# Problem description:
From the entries below, copy every line that holds the word "value".

━━━━

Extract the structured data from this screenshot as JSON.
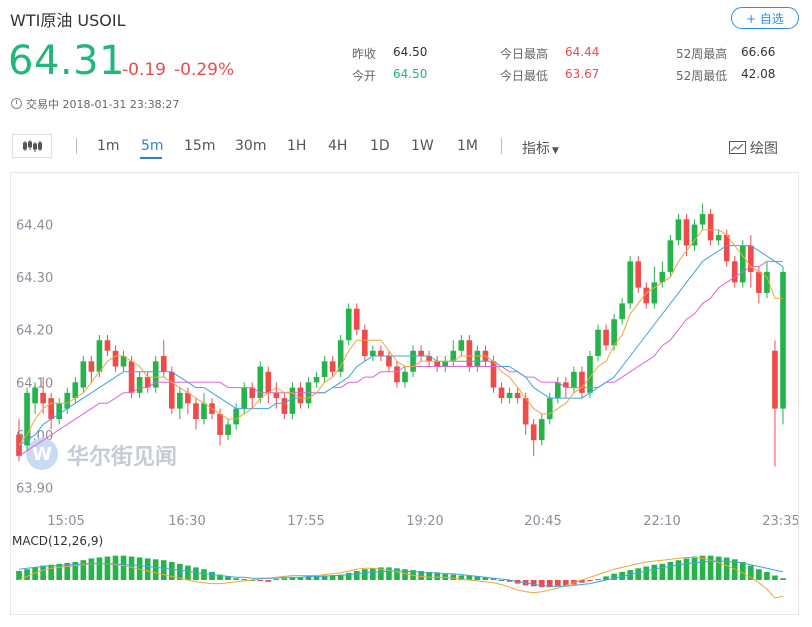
{
  "header": {
    "title": "WTI原油  USOIL",
    "add_button": "+ 自选",
    "price": "64.31",
    "change": "-0.19",
    "change_pct": "-0.29%",
    "status": "交易中 2018-01-31 23:38:27"
  },
  "stats": [
    {
      "label": "昨收",
      "value": "64.50",
      "color": "#333333"
    },
    {
      "label": "今开",
      "value": "64.50",
      "color": "#21b67a"
    },
    {
      "label": "今日最高",
      "value": "64.44",
      "color": "#f04a4a"
    },
    {
      "label": "今日最低",
      "value": "63.67",
      "color": "#f04a4a"
    },
    {
      "label": "52周最高",
      "value": "66.66",
      "color": "#333333"
    },
    {
      "label": "52周最低",
      "value": "42.08",
      "color": "#333333"
    }
  ],
  "toolbar": {
    "intervals": [
      "1m",
      "5m",
      "15m",
      "30m",
      "1H",
      "4H",
      "1D",
      "1W",
      "1M"
    ],
    "active": "5m",
    "indicators": "指标",
    "draw": "绘图"
  },
  "watermark": "华尔街见闻",
  "colors": {
    "up": "#26b34a",
    "down": "#f04a4a",
    "accent": "#2f7fd8",
    "ma5": "#f0a53c",
    "ma10": "#3aa7e0",
    "ma20": "#e063d8"
  },
  "chart_data": {
    "type": "candlestick",
    "y_ticks": [
      "64.40",
      "64.30",
      "64.20",
      "64.10",
      "64.00",
      "63.90"
    ],
    "ylim": [
      63.88,
      64.46
    ],
    "x_labels": [
      "15:05",
      "16:30",
      "17:55",
      "19:20",
      "20:45",
      "22:10",
      "23:35"
    ],
    "macd_label": "MACD(12,26,9)",
    "candles": [
      [
        64.0,
        63.96,
        64.03,
        63.95
      ],
      [
        63.98,
        64.08,
        64.09,
        63.97
      ],
      [
        64.06,
        64.09,
        64.1,
        64.04
      ],
      [
        64.08,
        64.06,
        64.11,
        64.04
      ],
      [
        64.07,
        64.03,
        64.08,
        64.01
      ],
      [
        64.03,
        64.06,
        64.07,
        64.02
      ],
      [
        64.05,
        64.08,
        64.09,
        64.04
      ],
      [
        64.07,
        64.1,
        64.11,
        64.06
      ],
      [
        64.09,
        64.14,
        64.15,
        64.08
      ],
      [
        64.14,
        64.12,
        64.15,
        64.1
      ],
      [
        64.12,
        64.18,
        64.19,
        64.11
      ],
      [
        64.18,
        64.16,
        64.19,
        64.15
      ],
      [
        64.16,
        64.13,
        64.17,
        64.12
      ],
      [
        64.13,
        64.15,
        64.16,
        64.12
      ],
      [
        64.14,
        64.08,
        64.15,
        64.07
      ],
      [
        64.08,
        64.11,
        64.12,
        64.07
      ],
      [
        64.11,
        64.09,
        64.12,
        64.08
      ],
      [
        64.09,
        64.14,
        64.15,
        64.08
      ],
      [
        64.15,
        64.12,
        64.18,
        64.11
      ],
      [
        64.12,
        64.05,
        64.13,
        64.04
      ],
      [
        64.05,
        64.08,
        64.09,
        64.03
      ],
      [
        64.08,
        64.06,
        64.09,
        64.04
      ],
      [
        64.06,
        64.03,
        64.07,
        64.01
      ],
      [
        64.03,
        64.06,
        64.08,
        64.02
      ],
      [
        64.06,
        64.04,
        64.07,
        64.03
      ],
      [
        64.04,
        64.0,
        64.05,
        63.98
      ],
      [
        64.0,
        64.02,
        64.03,
        63.99
      ],
      [
        64.02,
        64.05,
        64.06,
        64.01
      ],
      [
        64.05,
        64.09,
        64.1,
        64.04
      ],
      [
        64.09,
        64.07,
        64.1,
        64.05
      ],
      [
        64.07,
        64.13,
        64.14,
        64.06
      ],
      [
        64.12,
        64.08,
        64.13,
        64.06
      ],
      [
        64.08,
        64.07,
        64.1,
        64.05
      ],
      [
        64.07,
        64.04,
        64.08,
        64.03
      ],
      [
        64.04,
        64.09,
        64.1,
        64.03
      ],
      [
        64.09,
        64.06,
        64.1,
        64.05
      ],
      [
        64.06,
        64.1,
        64.11,
        64.05
      ],
      [
        64.1,
        64.11,
        64.12,
        64.09
      ],
      [
        64.11,
        64.14,
        64.15,
        64.1
      ],
      [
        64.14,
        64.12,
        64.15,
        64.11
      ],
      [
        64.12,
        64.18,
        64.19,
        64.11
      ],
      [
        64.18,
        64.24,
        64.25,
        64.17
      ],
      [
        64.24,
        64.2,
        64.25,
        64.19
      ],
      [
        64.2,
        64.15,
        64.21,
        64.14
      ],
      [
        64.15,
        64.16,
        64.17,
        64.14
      ],
      [
        64.16,
        64.15,
        64.17,
        64.14
      ],
      [
        64.15,
        64.13,
        64.16,
        64.12
      ],
      [
        64.13,
        64.1,
        64.14,
        64.09
      ],
      [
        64.1,
        64.12,
        64.13,
        64.09
      ],
      [
        64.12,
        64.16,
        64.17,
        64.11
      ],
      [
        64.16,
        64.15,
        64.17,
        64.14
      ],
      [
        64.15,
        64.14,
        64.16,
        64.13
      ],
      [
        64.14,
        64.13,
        64.15,
        64.12
      ],
      [
        64.13,
        64.14,
        64.15,
        64.12
      ],
      [
        64.14,
        64.16,
        64.18,
        64.13
      ],
      [
        64.16,
        64.18,
        64.19,
        64.15
      ],
      [
        64.18,
        64.13,
        64.19,
        64.12
      ],
      [
        64.13,
        64.16,
        64.17,
        64.12
      ],
      [
        64.16,
        64.14,
        64.17,
        64.13
      ],
      [
        64.14,
        64.09,
        64.15,
        64.08
      ],
      [
        64.09,
        64.07,
        64.1,
        64.06
      ],
      [
        64.07,
        64.08,
        64.09,
        64.06
      ],
      [
        64.08,
        64.07,
        64.09,
        64.06
      ],
      [
        64.07,
        64.02,
        64.08,
        64.0
      ],
      [
        64.02,
        63.99,
        64.03,
        63.96
      ],
      [
        63.99,
        64.03,
        64.04,
        63.98
      ],
      [
        64.03,
        64.07,
        64.08,
        64.02
      ],
      [
        64.07,
        64.1,
        64.11,
        64.06
      ],
      [
        64.1,
        64.09,
        64.11,
        64.07
      ],
      [
        64.09,
        64.12,
        64.13,
        64.08
      ],
      [
        64.12,
        64.08,
        64.13,
        64.07
      ],
      [
        64.08,
        64.15,
        64.16,
        64.07
      ],
      [
        64.15,
        64.2,
        64.21,
        64.14
      ],
      [
        64.2,
        64.17,
        64.21,
        64.16
      ],
      [
        64.17,
        64.22,
        64.23,
        64.16
      ],
      [
        64.22,
        64.25,
        64.26,
        64.21
      ],
      [
        64.25,
        64.33,
        64.34,
        64.24
      ],
      [
        64.33,
        64.28,
        64.34,
        64.27
      ],
      [
        64.28,
        64.25,
        64.29,
        64.24
      ],
      [
        64.25,
        64.29,
        64.32,
        64.24
      ],
      [
        64.29,
        64.31,
        64.33,
        64.28
      ],
      [
        64.31,
        64.37,
        64.38,
        64.3
      ],
      [
        64.37,
        64.41,
        64.42,
        64.36
      ],
      [
        64.41,
        64.36,
        64.42,
        64.34
      ],
      [
        64.36,
        64.4,
        64.41,
        64.35
      ],
      [
        64.4,
        64.42,
        64.44,
        64.39
      ],
      [
        64.42,
        64.37,
        64.43,
        64.36
      ],
      [
        64.37,
        64.38,
        64.39,
        64.36
      ],
      [
        64.38,
        64.33,
        64.39,
        64.32
      ],
      [
        64.33,
        64.29,
        64.34,
        64.28
      ],
      [
        64.29,
        64.36,
        64.37,
        64.28
      ],
      [
        64.36,
        64.31,
        64.38,
        64.28
      ],
      [
        64.31,
        64.27,
        64.32,
        64.25
      ],
      [
        64.27,
        64.31,
        64.33,
        64.26
      ],
      [
        64.16,
        64.05,
        64.18,
        63.94
      ],
      [
        64.05,
        64.31,
        64.32,
        64.02
      ]
    ],
    "ma5": [
      63.98,
      64.0,
      64.03,
      64.05,
      64.06,
      64.06,
      64.06,
      64.07,
      64.08,
      64.1,
      64.12,
      64.14,
      64.15,
      64.15,
      64.14,
      64.13,
      64.11,
      64.11,
      64.11,
      64.1,
      64.09,
      64.08,
      64.07,
      64.06,
      64.05,
      64.04,
      64.03,
      64.03,
      64.04,
      64.05,
      64.07,
      64.08,
      64.09,
      64.08,
      64.08,
      64.07,
      64.07,
      64.08,
      64.1,
      64.11,
      64.13,
      64.16,
      64.18,
      64.18,
      64.18,
      64.18,
      64.16,
      64.14,
      64.13,
      64.13,
      64.14,
      64.14,
      64.14,
      64.14,
      64.14,
      64.15,
      64.15,
      64.15,
      64.15,
      64.14,
      64.12,
      64.11,
      64.09,
      64.07,
      64.05,
      64.04,
      64.04,
      64.05,
      64.06,
      64.08,
      64.09,
      64.11,
      64.13,
      64.14,
      64.17,
      64.19,
      64.23,
      64.25,
      64.27,
      64.28,
      64.29,
      64.3,
      64.33,
      64.35,
      64.37,
      64.39,
      64.39,
      64.39,
      64.38,
      64.36,
      64.34,
      64.32,
      64.31,
      64.3,
      64.26,
      64.26
    ],
    "ma10": [
      63.98,
      63.99,
      64.0,
      64.02,
      64.03,
      64.04,
      64.05,
      64.06,
      64.07,
      64.08,
      64.09,
      64.1,
      64.11,
      64.12,
      64.12,
      64.12,
      64.12,
      64.12,
      64.12,
      64.12,
      64.11,
      64.1,
      64.09,
      64.09,
      64.08,
      64.07,
      64.06,
      64.05,
      64.05,
      64.05,
      64.05,
      64.05,
      64.06,
      64.06,
      64.07,
      64.07,
      64.07,
      64.08,
      64.08,
      64.09,
      64.1,
      64.11,
      64.13,
      64.14,
      64.15,
      64.15,
      64.15,
      64.15,
      64.15,
      64.15,
      64.15,
      64.15,
      64.14,
      64.14,
      64.14,
      64.14,
      64.14,
      64.14,
      64.14,
      64.14,
      64.13,
      64.13,
      64.12,
      64.11,
      64.09,
      64.08,
      64.07,
      64.07,
      64.07,
      64.07,
      64.07,
      64.08,
      64.09,
      64.1,
      64.11,
      64.13,
      64.15,
      64.17,
      64.19,
      64.21,
      64.23,
      64.25,
      64.27,
      64.29,
      64.31,
      64.33,
      64.34,
      64.35,
      64.36,
      64.36,
      64.36,
      64.36,
      64.35,
      64.34,
      64.33,
      64.32
    ],
    "ma20": [
      63.96,
      63.97,
      63.98,
      63.99,
      64.0,
      64.01,
      64.02,
      64.03,
      64.04,
      64.05,
      64.06,
      64.06,
      64.07,
      64.08,
      64.08,
      64.09,
      64.09,
      64.1,
      64.1,
      64.1,
      64.1,
      64.1,
      64.1,
      64.1,
      64.1,
      64.1,
      64.09,
      64.09,
      64.09,
      64.09,
      64.08,
      64.08,
      64.08,
      64.08,
      64.08,
      64.08,
      64.08,
      64.08,
      64.08,
      64.09,
      64.09,
      64.1,
      64.1,
      64.11,
      64.11,
      64.12,
      64.12,
      64.12,
      64.13,
      64.13,
      64.13,
      64.13,
      64.13,
      64.13,
      64.13,
      64.13,
      64.13,
      64.13,
      64.13,
      64.13,
      64.13,
      64.12,
      64.12,
      64.11,
      64.11,
      64.1,
      64.1,
      64.1,
      64.09,
      64.09,
      64.09,
      64.09,
      64.09,
      64.1,
      64.1,
      64.11,
      64.12,
      64.13,
      64.14,
      64.15,
      64.17,
      64.18,
      64.2,
      64.22,
      64.23,
      64.25,
      64.26,
      64.28,
      64.29,
      64.3,
      64.31,
      64.32,
      64.32,
      64.33,
      64.33,
      64.33
    ],
    "macd_hist": [
      0.01,
      0.012,
      0.014,
      0.016,
      0.017,
      0.018,
      0.019,
      0.02,
      0.022,
      0.024,
      0.025,
      0.026,
      0.027,
      0.027,
      0.026,
      0.025,
      0.024,
      0.023,
      0.022,
      0.02,
      0.018,
      0.016,
      0.014,
      0.012,
      0.009,
      0.006,
      0.004,
      0.002,
      0.001,
      0.0,
      -0.001,
      -0.002,
      0.001,
      0.002,
      0.003,
      0.003,
      0.004,
      0.004,
      0.005,
      0.005,
      0.006,
      0.008,
      0.01,
      0.012,
      0.013,
      0.014,
      0.014,
      0.013,
      0.012,
      0.011,
      0.01,
      0.009,
      0.008,
      0.007,
      0.006,
      0.005,
      0.005,
      0.004,
      0.003,
      0.002,
      0.0,
      -0.002,
      -0.004,
      -0.006,
      -0.007,
      -0.008,
      -0.008,
      -0.007,
      -0.006,
      -0.005,
      -0.003,
      -0.001,
      0.001,
      0.004,
      0.007,
      0.009,
      0.011,
      0.013,
      0.015,
      0.017,
      0.018,
      0.02,
      0.022,
      0.024,
      0.026,
      0.027,
      0.027,
      0.026,
      0.025,
      0.023,
      0.02,
      0.016,
      0.012,
      0.009,
      0.005,
      0.002
    ],
    "macd_dif": [
      0.0,
      0.004,
      0.008,
      0.011,
      0.013,
      0.014,
      0.015,
      0.016,
      0.017,
      0.018,
      0.018,
      0.018,
      0.017,
      0.016,
      0.014,
      0.012,
      0.01,
      0.008,
      0.006,
      0.004,
      0.002,
      0.0,
      -0.002,
      -0.003,
      -0.004,
      -0.004,
      -0.003,
      -0.002,
      -0.001,
      0.0,
      0.001,
      0.002,
      0.003,
      0.004,
      0.005,
      0.005,
      0.005,
      0.005,
      0.006,
      0.007,
      0.008,
      0.01,
      0.012,
      0.013,
      0.013,
      0.012,
      0.011,
      0.009,
      0.007,
      0.005,
      0.004,
      0.003,
      0.003,
      0.003,
      0.002,
      0.001,
      0.0,
      -0.001,
      -0.002,
      -0.003,
      -0.005,
      -0.008,
      -0.011,
      -0.013,
      -0.014,
      -0.013,
      -0.011,
      -0.009,
      -0.006,
      -0.003,
      0.0,
      0.003,
      0.006,
      0.009,
      0.012,
      0.014,
      0.016,
      0.018,
      0.02,
      0.021,
      0.022,
      0.023,
      0.024,
      0.025,
      0.025,
      0.024,
      0.022,
      0.019,
      0.016,
      0.012,
      0.008,
      0.003,
      -0.003,
      -0.01,
      -0.02,
      -0.018
    ],
    "macd_dea": [
      0.012,
      0.013,
      0.014,
      0.015,
      0.016,
      0.016,
      0.017,
      0.017,
      0.018,
      0.018,
      0.018,
      0.018,
      0.018,
      0.017,
      0.017,
      0.016,
      0.015,
      0.014,
      0.013,
      0.012,
      0.011,
      0.01,
      0.008,
      0.007,
      0.006,
      0.005,
      0.004,
      0.003,
      0.003,
      0.002,
      0.002,
      0.002,
      0.002,
      0.003,
      0.003,
      0.003,
      0.004,
      0.004,
      0.004,
      0.005,
      0.005,
      0.006,
      0.007,
      0.008,
      0.009,
      0.009,
      0.01,
      0.01,
      0.01,
      0.009,
      0.009,
      0.008,
      0.008,
      0.007,
      0.007,
      0.006,
      0.005,
      0.004,
      0.003,
      0.002,
      0.001,
      0.0,
      -0.002,
      -0.003,
      -0.005,
      -0.006,
      -0.007,
      -0.007,
      -0.007,
      -0.006,
      -0.005,
      -0.004,
      -0.002,
      0.0,
      0.002,
      0.004,
      0.006,
      0.008,
      0.01,
      0.012,
      0.014,
      0.015,
      0.017,
      0.018,
      0.019,
      0.02,
      0.021,
      0.021,
      0.021,
      0.02,
      0.019,
      0.017,
      0.015,
      0.013,
      0.011,
      0.009
    ]
  }
}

━━━━

# Written answer:
      "value": "64.50",
      "value": "64.50",
      "value": "64.44",
      "value": "63.67",
      "value": "66.66",
      "value": "42.08",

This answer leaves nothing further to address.